(Dataset excerpts)

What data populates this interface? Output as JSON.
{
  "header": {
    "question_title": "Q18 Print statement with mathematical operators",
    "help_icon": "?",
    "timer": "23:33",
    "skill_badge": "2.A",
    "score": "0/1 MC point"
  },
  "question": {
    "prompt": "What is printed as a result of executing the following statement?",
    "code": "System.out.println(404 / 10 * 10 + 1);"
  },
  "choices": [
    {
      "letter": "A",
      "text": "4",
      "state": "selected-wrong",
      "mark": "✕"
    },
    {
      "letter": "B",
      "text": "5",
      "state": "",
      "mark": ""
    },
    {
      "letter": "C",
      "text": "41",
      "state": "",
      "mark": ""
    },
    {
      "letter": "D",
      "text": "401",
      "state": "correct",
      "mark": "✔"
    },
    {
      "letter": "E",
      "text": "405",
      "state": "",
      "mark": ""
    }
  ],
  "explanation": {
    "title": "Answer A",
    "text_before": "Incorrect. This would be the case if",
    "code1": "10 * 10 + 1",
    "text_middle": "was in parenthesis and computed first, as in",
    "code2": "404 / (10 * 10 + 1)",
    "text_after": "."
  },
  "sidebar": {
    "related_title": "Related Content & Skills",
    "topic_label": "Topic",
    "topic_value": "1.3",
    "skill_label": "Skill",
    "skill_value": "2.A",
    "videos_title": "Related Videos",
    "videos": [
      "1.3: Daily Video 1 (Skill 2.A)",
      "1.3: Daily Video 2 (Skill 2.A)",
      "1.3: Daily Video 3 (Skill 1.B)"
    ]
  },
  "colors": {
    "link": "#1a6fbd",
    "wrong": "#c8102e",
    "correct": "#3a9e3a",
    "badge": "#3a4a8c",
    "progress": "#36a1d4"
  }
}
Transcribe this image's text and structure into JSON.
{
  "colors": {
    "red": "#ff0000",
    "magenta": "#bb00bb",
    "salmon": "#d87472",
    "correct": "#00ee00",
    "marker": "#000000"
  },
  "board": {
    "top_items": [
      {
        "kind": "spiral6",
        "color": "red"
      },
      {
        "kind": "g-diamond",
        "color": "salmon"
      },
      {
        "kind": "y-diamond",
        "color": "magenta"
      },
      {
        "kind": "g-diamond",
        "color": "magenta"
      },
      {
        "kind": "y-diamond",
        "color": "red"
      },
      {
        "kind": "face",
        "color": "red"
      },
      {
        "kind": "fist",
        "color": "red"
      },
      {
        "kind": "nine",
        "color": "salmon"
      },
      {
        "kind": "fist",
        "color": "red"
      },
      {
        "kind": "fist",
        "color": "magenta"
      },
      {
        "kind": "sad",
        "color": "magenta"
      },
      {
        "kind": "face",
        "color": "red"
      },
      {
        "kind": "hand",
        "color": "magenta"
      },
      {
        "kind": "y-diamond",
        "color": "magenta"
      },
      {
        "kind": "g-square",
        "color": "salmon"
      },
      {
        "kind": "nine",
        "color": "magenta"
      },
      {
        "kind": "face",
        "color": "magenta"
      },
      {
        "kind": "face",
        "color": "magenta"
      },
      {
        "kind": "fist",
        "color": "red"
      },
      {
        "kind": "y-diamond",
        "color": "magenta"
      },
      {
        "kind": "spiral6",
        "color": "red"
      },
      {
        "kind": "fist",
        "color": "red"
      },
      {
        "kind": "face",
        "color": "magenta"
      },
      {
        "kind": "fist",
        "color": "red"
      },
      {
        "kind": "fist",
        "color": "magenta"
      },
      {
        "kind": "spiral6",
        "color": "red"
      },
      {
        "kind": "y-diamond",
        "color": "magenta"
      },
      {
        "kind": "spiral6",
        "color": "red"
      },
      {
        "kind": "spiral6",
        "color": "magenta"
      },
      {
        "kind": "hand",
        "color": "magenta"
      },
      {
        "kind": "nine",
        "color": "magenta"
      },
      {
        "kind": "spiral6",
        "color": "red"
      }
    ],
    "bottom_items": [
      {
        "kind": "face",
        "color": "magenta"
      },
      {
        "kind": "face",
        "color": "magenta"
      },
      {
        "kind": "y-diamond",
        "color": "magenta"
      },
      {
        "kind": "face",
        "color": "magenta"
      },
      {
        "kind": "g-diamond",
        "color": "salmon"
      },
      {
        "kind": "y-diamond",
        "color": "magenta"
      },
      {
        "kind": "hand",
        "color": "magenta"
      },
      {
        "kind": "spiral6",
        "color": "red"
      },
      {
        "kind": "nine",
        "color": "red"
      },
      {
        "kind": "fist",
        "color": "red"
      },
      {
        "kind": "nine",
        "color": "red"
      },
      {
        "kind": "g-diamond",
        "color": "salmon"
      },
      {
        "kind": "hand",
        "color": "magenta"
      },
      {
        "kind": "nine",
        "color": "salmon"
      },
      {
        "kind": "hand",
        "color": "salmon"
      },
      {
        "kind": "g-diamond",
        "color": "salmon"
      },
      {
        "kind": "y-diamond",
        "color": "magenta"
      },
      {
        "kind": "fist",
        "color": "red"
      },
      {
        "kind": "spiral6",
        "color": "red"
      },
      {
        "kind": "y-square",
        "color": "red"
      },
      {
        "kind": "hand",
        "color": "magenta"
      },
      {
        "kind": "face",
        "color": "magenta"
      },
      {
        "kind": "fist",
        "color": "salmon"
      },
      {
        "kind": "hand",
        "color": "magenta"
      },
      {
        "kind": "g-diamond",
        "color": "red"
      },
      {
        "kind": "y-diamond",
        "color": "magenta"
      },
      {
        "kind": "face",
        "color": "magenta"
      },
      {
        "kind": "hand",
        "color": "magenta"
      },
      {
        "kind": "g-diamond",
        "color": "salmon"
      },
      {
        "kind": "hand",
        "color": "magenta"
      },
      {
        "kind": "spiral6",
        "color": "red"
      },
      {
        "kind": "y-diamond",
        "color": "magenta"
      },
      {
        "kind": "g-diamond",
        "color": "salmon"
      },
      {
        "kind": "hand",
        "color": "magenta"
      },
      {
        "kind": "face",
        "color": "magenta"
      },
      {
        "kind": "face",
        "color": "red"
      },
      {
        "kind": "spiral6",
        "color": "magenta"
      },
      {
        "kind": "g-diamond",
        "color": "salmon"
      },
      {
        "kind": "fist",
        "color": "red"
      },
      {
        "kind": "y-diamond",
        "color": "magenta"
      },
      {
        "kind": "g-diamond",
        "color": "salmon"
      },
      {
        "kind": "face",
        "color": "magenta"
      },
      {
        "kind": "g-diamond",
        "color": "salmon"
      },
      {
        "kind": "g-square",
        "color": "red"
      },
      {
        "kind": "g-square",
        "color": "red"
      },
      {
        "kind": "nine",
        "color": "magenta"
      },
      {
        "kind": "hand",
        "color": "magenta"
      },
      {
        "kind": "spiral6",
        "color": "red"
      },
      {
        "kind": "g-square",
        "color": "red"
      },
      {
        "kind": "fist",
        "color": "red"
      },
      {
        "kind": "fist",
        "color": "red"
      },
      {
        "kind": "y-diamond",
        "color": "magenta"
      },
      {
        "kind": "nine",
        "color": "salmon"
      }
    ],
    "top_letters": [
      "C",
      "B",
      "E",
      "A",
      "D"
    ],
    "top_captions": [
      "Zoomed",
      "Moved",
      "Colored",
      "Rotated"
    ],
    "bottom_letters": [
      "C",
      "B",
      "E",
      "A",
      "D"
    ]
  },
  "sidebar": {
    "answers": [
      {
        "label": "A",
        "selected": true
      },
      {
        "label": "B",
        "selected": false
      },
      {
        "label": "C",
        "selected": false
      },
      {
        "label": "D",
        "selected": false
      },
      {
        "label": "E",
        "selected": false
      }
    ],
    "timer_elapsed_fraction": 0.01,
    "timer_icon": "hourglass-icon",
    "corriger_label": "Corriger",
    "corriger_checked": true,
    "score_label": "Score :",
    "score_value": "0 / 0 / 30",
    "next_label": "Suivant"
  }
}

— Instruction —
In the entries above, find each line with the word "Daily" and show it.

— Right answer —
      "1.3: Daily Video 1 (Skill 2.A)",
      "1.3: Daily Video 2 (Skill 2.A)",
      "1.3: Daily Video 3 (Skill 1.B)"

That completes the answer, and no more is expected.